- _Problem_
Collect each line of the records containing the string "zasedání".

- _Records to process_
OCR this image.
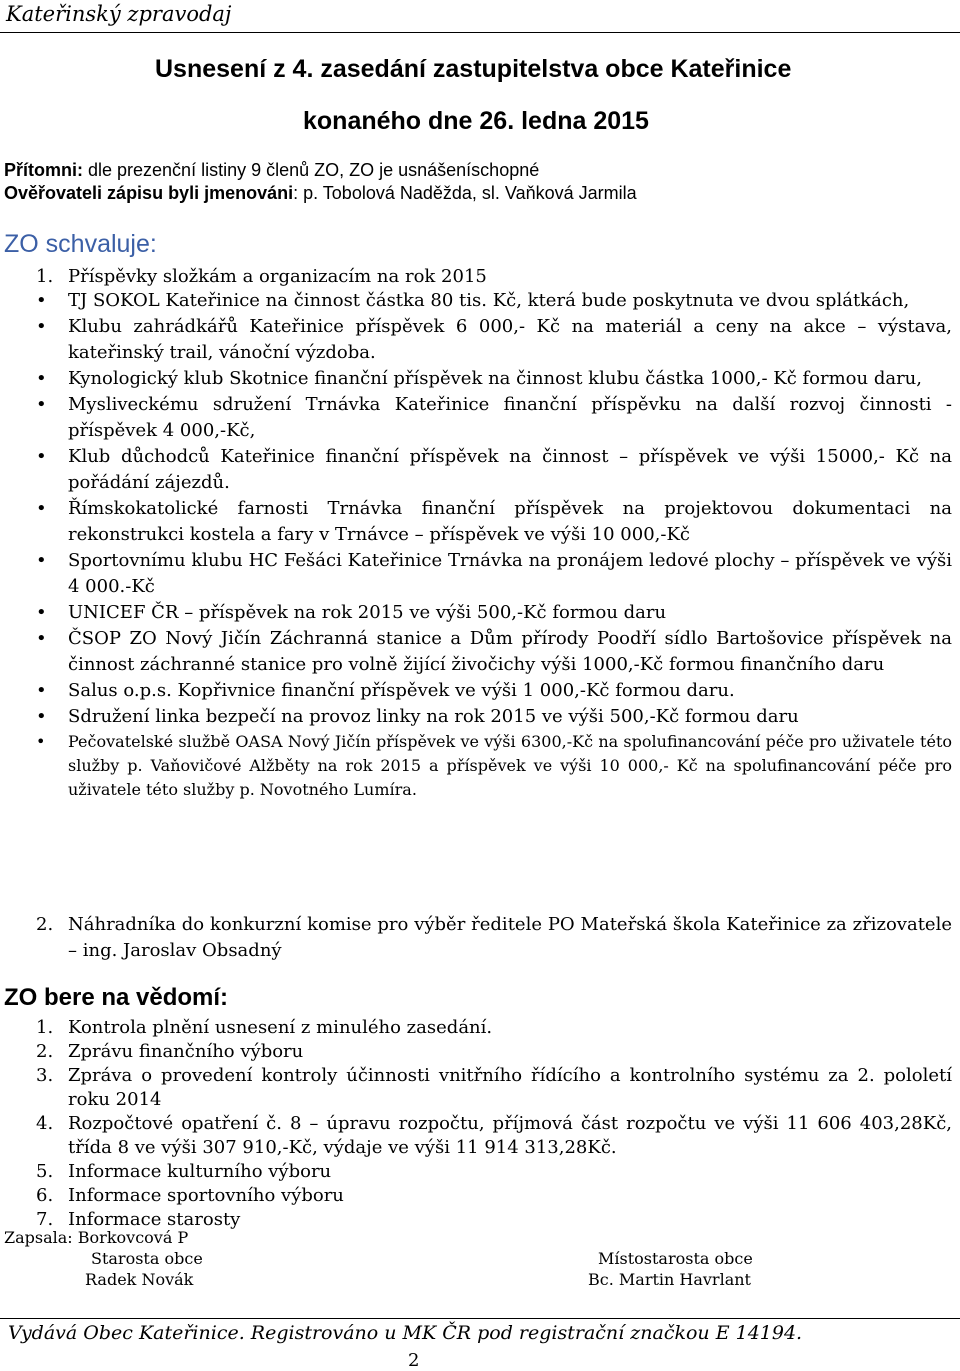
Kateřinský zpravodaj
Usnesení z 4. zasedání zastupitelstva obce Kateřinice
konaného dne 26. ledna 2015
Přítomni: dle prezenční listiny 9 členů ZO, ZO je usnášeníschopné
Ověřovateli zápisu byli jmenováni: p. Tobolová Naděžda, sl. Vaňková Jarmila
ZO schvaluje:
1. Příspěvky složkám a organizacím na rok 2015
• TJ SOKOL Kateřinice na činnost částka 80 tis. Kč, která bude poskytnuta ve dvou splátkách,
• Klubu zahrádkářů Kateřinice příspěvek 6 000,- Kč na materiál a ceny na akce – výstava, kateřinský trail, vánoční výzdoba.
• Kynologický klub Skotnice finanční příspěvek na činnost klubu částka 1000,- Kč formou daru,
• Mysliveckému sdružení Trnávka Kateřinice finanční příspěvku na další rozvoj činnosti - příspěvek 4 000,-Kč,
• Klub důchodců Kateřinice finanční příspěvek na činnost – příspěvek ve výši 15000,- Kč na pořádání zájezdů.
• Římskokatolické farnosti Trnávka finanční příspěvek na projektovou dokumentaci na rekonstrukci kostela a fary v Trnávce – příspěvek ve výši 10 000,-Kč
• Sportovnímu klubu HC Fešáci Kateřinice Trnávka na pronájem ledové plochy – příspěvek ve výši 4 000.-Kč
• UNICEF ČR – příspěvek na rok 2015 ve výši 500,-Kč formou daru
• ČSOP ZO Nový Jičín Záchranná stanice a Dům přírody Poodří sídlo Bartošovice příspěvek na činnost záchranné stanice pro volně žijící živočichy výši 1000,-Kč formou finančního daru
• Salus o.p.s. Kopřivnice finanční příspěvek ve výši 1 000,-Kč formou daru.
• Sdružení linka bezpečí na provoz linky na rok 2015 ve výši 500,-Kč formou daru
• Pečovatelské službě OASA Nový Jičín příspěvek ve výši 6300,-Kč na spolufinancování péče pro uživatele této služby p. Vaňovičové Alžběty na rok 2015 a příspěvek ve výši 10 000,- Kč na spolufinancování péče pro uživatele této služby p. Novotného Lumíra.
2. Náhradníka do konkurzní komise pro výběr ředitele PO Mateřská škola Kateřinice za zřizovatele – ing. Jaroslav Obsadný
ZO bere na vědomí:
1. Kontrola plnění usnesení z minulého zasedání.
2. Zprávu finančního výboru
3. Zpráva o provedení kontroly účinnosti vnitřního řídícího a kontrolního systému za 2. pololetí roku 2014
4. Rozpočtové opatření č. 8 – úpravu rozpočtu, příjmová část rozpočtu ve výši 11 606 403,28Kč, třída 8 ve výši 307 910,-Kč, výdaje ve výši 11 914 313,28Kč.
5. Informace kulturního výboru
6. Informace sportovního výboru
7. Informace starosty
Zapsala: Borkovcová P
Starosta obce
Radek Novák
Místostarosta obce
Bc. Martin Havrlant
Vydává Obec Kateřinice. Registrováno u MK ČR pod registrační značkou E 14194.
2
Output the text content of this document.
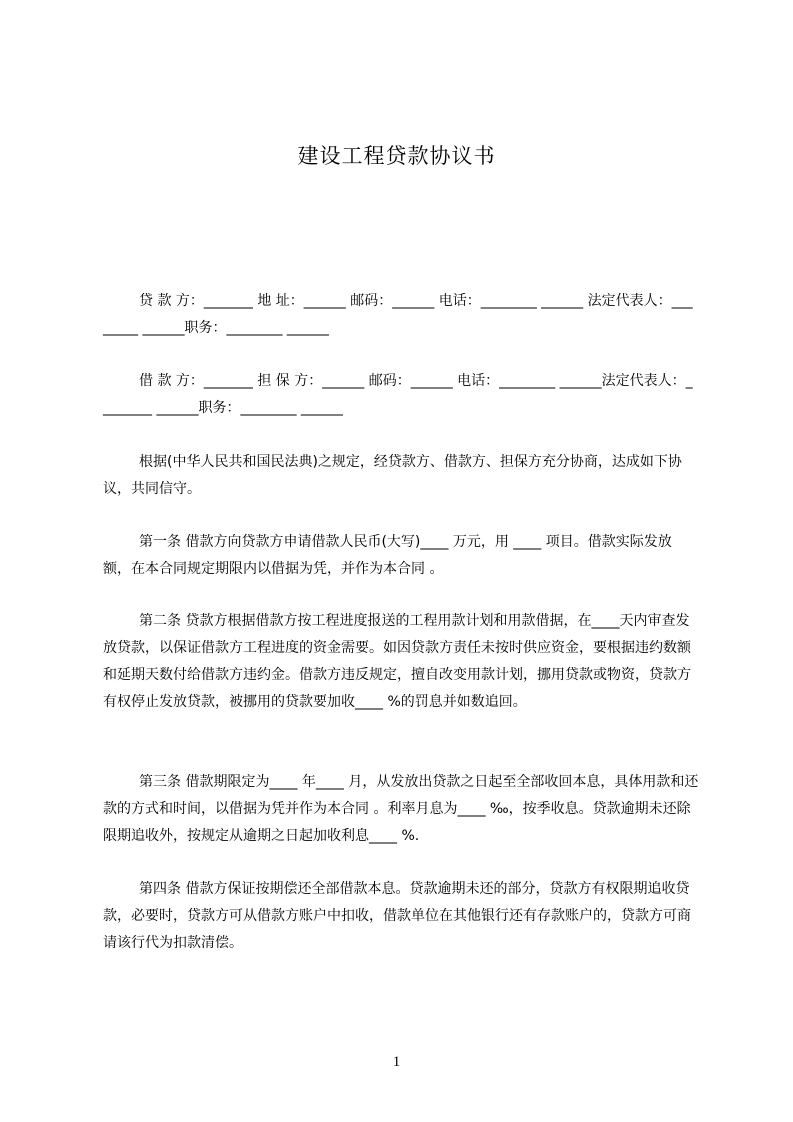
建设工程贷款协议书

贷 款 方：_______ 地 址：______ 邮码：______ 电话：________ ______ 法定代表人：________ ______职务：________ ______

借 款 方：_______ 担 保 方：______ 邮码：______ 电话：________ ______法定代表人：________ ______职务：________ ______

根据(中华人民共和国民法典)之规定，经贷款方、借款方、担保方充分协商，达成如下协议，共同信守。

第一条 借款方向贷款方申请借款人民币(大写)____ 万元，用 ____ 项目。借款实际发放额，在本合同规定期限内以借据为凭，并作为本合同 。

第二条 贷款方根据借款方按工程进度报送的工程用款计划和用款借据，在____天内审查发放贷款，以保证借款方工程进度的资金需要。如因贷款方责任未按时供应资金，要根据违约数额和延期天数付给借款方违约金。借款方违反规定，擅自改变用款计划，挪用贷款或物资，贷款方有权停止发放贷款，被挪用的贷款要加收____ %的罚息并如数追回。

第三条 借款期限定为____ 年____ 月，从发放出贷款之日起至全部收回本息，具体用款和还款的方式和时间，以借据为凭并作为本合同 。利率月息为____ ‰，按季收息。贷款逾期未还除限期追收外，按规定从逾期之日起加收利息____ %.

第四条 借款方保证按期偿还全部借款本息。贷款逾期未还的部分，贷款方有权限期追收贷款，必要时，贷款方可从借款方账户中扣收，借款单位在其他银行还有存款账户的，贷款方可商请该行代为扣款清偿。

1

- _Response to the exercise_
Usnesení z 4. zasedání zastupitelstva obce Kateřinice
1. Kontrola plnění usnesení z minulého zasedání.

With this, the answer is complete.